• **Extracted entries**:
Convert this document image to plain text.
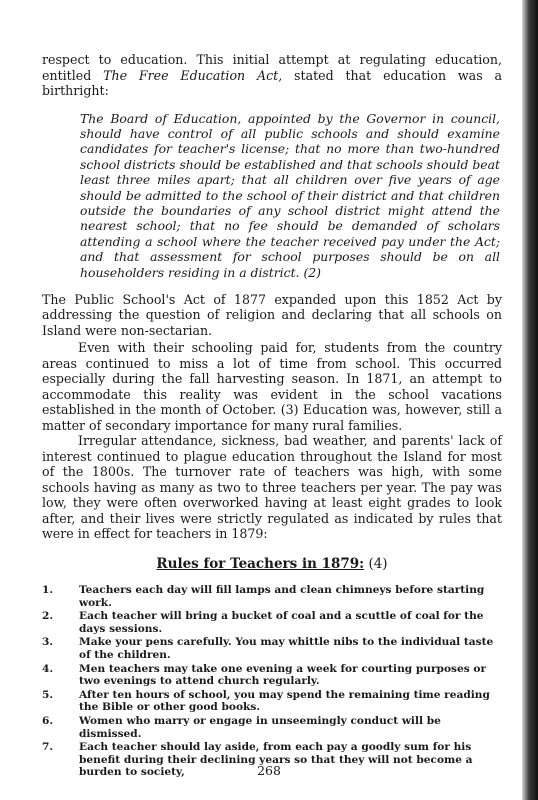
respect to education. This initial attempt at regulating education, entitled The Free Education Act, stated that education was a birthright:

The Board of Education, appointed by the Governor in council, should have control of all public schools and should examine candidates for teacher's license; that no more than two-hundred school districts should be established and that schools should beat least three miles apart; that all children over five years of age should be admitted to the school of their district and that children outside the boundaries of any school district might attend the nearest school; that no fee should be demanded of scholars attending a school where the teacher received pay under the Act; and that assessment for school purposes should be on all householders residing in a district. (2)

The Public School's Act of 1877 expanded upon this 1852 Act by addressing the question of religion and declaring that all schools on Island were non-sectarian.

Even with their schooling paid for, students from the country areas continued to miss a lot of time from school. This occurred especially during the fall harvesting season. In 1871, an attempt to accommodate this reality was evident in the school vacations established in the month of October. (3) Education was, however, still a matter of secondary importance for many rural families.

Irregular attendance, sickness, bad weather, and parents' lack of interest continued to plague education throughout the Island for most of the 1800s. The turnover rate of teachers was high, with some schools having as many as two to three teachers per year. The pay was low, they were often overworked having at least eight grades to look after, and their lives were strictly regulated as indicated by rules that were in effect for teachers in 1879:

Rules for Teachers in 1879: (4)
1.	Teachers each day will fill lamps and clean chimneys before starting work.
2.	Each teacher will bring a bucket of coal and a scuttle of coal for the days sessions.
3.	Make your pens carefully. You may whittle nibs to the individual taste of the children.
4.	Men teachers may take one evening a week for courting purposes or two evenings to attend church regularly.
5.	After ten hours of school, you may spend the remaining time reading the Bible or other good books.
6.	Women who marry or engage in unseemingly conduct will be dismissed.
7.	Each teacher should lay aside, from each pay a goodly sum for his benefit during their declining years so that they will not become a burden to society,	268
...
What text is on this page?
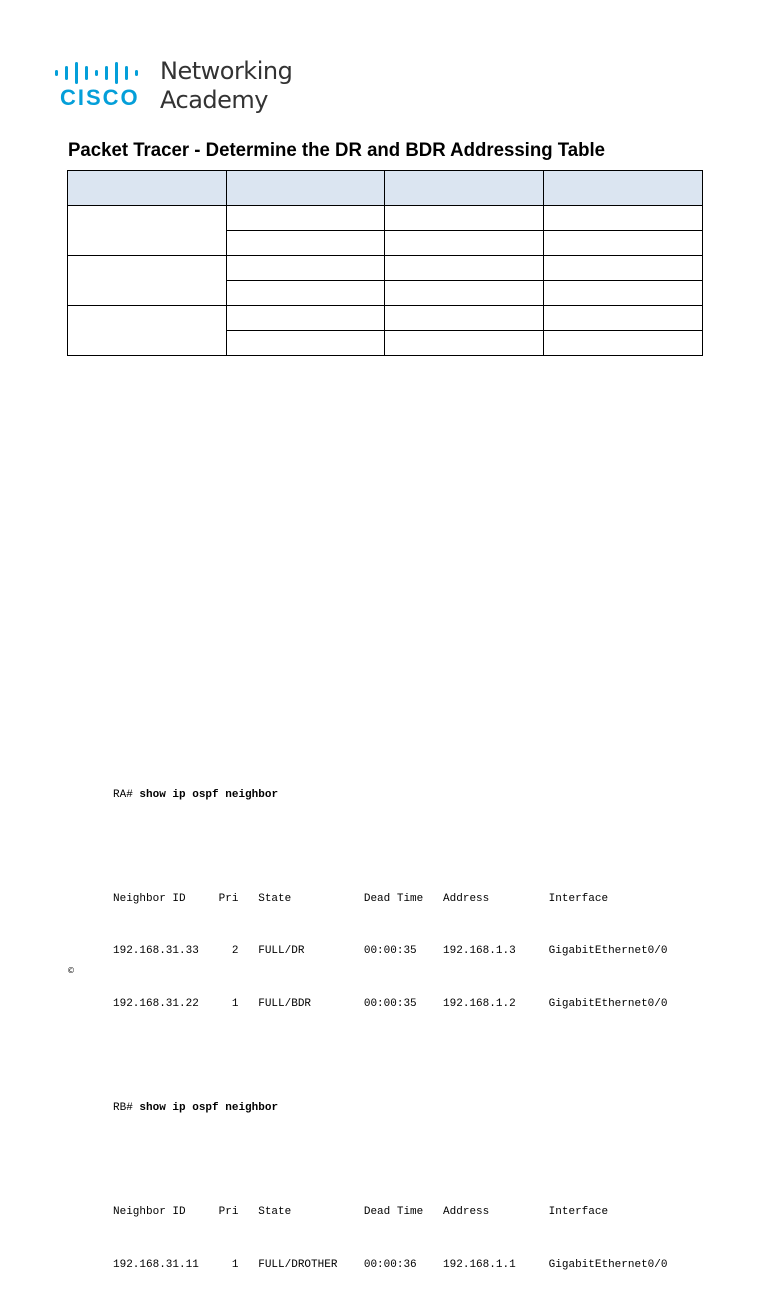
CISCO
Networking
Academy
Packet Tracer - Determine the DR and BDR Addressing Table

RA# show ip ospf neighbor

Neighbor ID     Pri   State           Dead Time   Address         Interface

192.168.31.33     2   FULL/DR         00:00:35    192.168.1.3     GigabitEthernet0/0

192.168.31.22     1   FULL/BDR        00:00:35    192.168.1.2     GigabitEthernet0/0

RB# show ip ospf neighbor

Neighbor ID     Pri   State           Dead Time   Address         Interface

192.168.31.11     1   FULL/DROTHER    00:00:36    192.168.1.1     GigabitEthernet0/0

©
==
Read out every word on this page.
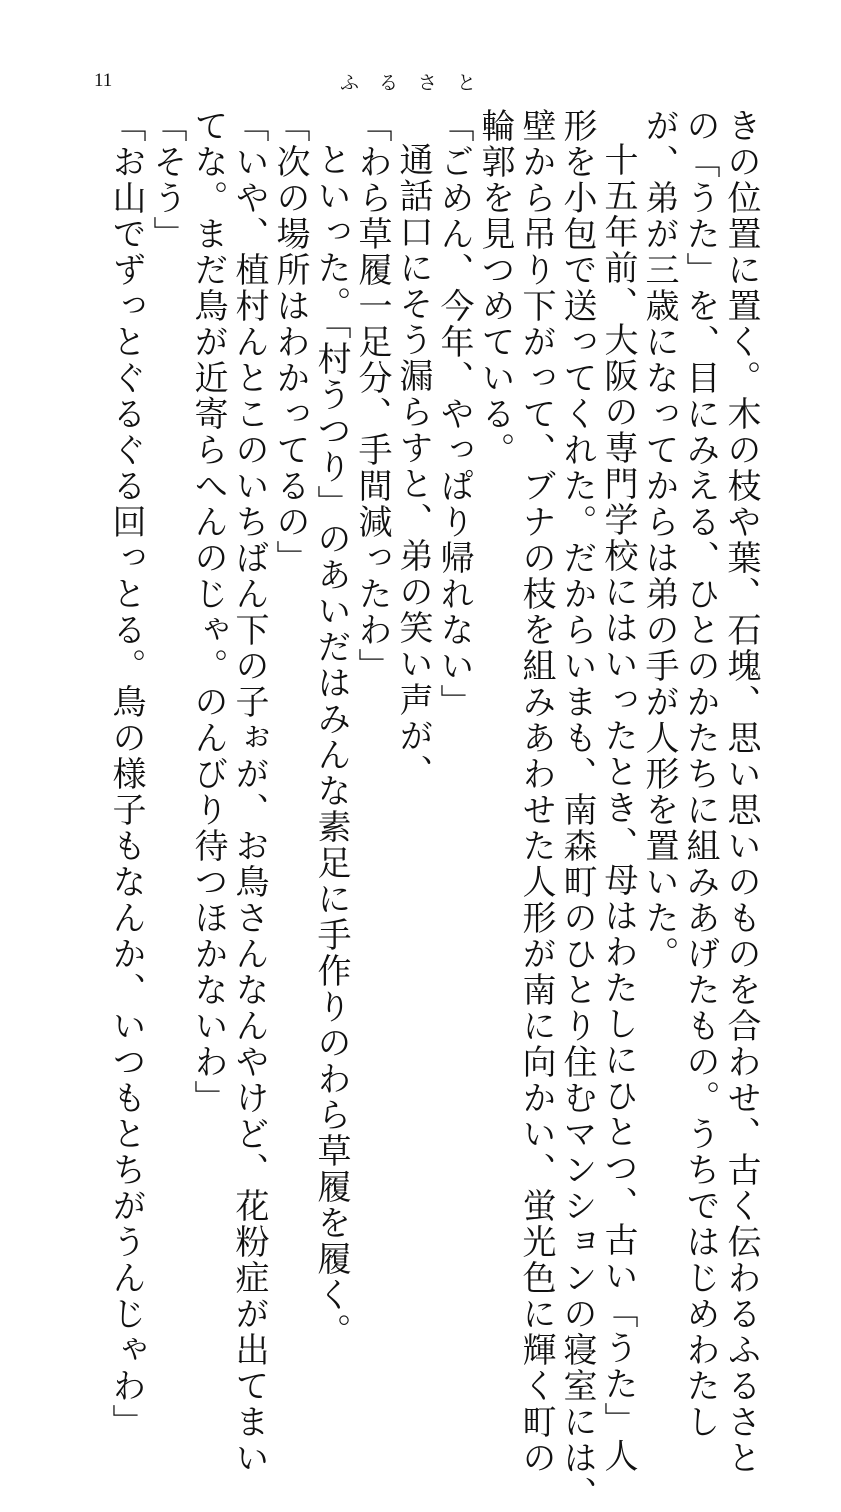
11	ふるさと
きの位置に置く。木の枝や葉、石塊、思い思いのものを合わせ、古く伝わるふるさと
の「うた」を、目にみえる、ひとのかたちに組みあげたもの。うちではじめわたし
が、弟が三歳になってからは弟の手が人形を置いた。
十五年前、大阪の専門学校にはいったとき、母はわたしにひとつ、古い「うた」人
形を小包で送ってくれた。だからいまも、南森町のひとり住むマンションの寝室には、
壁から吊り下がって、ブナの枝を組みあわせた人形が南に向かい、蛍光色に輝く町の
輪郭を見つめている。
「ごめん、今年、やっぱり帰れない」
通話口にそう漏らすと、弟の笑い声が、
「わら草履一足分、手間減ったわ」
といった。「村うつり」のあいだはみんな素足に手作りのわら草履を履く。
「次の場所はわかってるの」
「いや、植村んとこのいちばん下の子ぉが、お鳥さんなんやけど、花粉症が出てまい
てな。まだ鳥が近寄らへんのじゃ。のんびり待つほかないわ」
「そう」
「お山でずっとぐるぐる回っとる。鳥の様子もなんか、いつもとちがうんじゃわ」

• **What the task requires**:
Establish how many lines of the material above hold the word "text". Nothing but the count should be returned.

• **Exercise result**:
2